BEGIN Data for this exercise

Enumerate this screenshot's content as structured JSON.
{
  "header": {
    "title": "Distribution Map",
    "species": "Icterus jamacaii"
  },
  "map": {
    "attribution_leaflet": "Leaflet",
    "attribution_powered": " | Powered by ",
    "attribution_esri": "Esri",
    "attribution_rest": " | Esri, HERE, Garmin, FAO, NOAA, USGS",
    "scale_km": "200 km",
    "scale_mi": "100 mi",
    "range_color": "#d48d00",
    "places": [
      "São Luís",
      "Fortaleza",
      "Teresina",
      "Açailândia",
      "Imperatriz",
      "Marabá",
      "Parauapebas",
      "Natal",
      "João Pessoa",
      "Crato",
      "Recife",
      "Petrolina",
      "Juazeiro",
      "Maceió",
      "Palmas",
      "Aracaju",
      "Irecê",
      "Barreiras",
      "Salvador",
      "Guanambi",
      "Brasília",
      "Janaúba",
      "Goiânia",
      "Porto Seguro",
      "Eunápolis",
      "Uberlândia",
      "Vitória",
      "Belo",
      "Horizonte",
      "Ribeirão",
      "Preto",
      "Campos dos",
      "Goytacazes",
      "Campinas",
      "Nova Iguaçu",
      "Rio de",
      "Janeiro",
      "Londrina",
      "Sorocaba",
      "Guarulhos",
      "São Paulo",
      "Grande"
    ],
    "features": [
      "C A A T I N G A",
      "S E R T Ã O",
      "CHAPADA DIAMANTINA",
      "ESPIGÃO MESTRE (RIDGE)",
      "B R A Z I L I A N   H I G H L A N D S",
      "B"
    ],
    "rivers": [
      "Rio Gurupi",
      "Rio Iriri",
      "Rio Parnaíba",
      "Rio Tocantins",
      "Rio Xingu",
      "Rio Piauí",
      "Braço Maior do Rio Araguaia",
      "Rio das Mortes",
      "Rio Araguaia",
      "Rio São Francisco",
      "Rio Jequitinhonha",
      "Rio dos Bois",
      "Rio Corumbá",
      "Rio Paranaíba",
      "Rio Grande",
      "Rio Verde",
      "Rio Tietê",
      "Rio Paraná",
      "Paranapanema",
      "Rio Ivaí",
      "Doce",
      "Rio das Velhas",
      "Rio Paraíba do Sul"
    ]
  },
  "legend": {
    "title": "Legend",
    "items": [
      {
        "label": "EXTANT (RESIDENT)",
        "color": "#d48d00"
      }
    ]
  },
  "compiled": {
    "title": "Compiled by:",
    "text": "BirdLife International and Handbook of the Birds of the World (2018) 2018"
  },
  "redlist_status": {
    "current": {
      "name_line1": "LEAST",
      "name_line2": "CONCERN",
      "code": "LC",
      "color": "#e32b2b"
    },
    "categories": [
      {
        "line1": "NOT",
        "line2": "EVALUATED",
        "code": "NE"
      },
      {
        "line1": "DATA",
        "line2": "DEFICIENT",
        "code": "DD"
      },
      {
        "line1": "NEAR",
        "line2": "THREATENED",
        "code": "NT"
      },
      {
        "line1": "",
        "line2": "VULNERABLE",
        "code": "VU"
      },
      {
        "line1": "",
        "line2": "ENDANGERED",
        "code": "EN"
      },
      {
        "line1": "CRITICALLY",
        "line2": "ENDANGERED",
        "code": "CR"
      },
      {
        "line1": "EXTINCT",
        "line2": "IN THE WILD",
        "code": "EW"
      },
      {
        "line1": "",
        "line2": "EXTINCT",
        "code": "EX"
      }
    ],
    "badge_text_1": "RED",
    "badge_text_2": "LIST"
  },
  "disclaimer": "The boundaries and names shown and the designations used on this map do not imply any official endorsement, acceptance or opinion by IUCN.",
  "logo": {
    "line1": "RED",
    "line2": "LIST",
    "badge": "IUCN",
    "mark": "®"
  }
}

END Data for this exercise

• _To do_: Return every record, word for word.

• _Finished task_:
Enumerate this screenshot's content as structured JSON.
{
  "header": {
    "title": "Distribution Map",
    "species": "Icterus jamacaii"
  },
  "map": {
    "attribution_leaflet": "Leaflet",
    "attribution_powered": " | Powered by ",
    "attribution_esri": "Esri",
    "attribution_rest": " | Esri, HERE, Garmin, FAO, NOAA, USGS",
    "scale_km": "200 km",
    "scale_mi": "100 mi",
    "range_color": "#d48d00",
    "places": [
      "São Luís",
      "Fortaleza",
      "Teresina",
      "Açailândia",
      "Imperatriz",
      "Marabá",
      "Parauapebas",
      "Natal",
      "João Pessoa",
      "Crato",
      "Recife",
      "Petrolina",
      "Juazeiro",
      "Maceió",
      "Palmas",
      "Aracaju",
      "Irecê",
      "Barreiras",
      "Salvador",
      "Guanambi",
      "Brasília",
      "Janaúba",
      "Goiânia",
      "Porto Seguro",
      "Eunápolis",
      "Uberlândia",
      "Vitória",
      "Belo",
      "Horizonte",
      "Ribeirão",
      "Preto",
      "Campos dos",
      "Goytacazes",
      "Campinas",
      "Nova Iguaçu",
      "Rio de",
      "Janeiro",
      "Londrina",
      "Sorocaba",
      "Guarulhos",
      "São Paulo",
      "Grande"
    ],
    "features": [
      "C A A T I N G A",
      "S E R T Ã O",
      "CHAPADA DIAMANTINA",
      "ESPIGÃO MESTRE (RIDGE)",
      "B R A Z I L I A N   H I G H L A N D S",
      "B"
    ],
    "rivers": [
      "Rio Gurupi",
      "Rio Iriri",
      "Rio Parnaíba",
      "Rio Tocantins",
      "Rio Xingu",
      "Rio Piauí",
      "Braço Maior do Rio Araguaia",
      "Rio das Mortes",
      "Rio Araguaia",
      "Rio São Francisco",
      "Rio Jequitinhonha",
      "Rio dos Bois",
      "Rio Corumbá",
      "Rio Paranaíba",
      "Rio Grande",
      "Rio Verde",
      "Rio Tietê",
      "Rio Paraná",
      "Paranapanema",
      "Rio Ivaí",
      "Doce",
      "Rio das Velhas",
      "Rio Paraíba do Sul"
    ]
  },
  "legend": {
    "title": "Legend",
    "items": [
      {
        "label": "EXTANT (RESIDENT)",
        "color": "#d48d00"
      }
    ]
  },
  "compiled": {
    "title": "Compiled by:",
    "text": "BirdLife International and Handbook of the Birds of the World (2018) 2018"
  },
  "redlist_status": {
    "current": {
      "name_line1": "LEAST",
      "name_line2": "CONCERN",
      "code": "LC",
      "color": "#e32b2b"
    },
    "categories": [
      {
        "line1": "NOT",
        "line2": "EVALUATED",
        "code": "NE"
      },
      {
        "line1": "DATA",
        "line2": "DEFICIENT",
        "code": "DD"
      },
      {
        "line1": "NEAR",
        "line2": "THREATENED",
        "code": "NT"
      },
      {
        "line1": "",
        "line2": "VULNERABLE",
        "code": "VU"
      },
      {
        "line1": "",
        "line2": "ENDANGERED",
        "code": "EN"
      },
      {
        "line1": "CRITICALLY",
        "line2": "ENDANGERED",
        "code": "CR"
      },
      {
        "line1": "EXTINCT",
        "line2": "IN THE WILD",
        "code": "EW"
      },
      {
        "line1": "",
        "line2": "EXTINCT",
        "code": "EX"
      }
    ],
    "badge_text_1": "RED",
    "badge_text_2": "LIST"
  },
  "disclaimer": "The boundaries and names shown and the designations used on this map do not imply any official endorsement, acceptance or opinion by IUCN.",
  "logo": {
    "line1": "RED",
    "line2": "LIST",
    "badge": "IUCN",
    "mark": "®"
  }
}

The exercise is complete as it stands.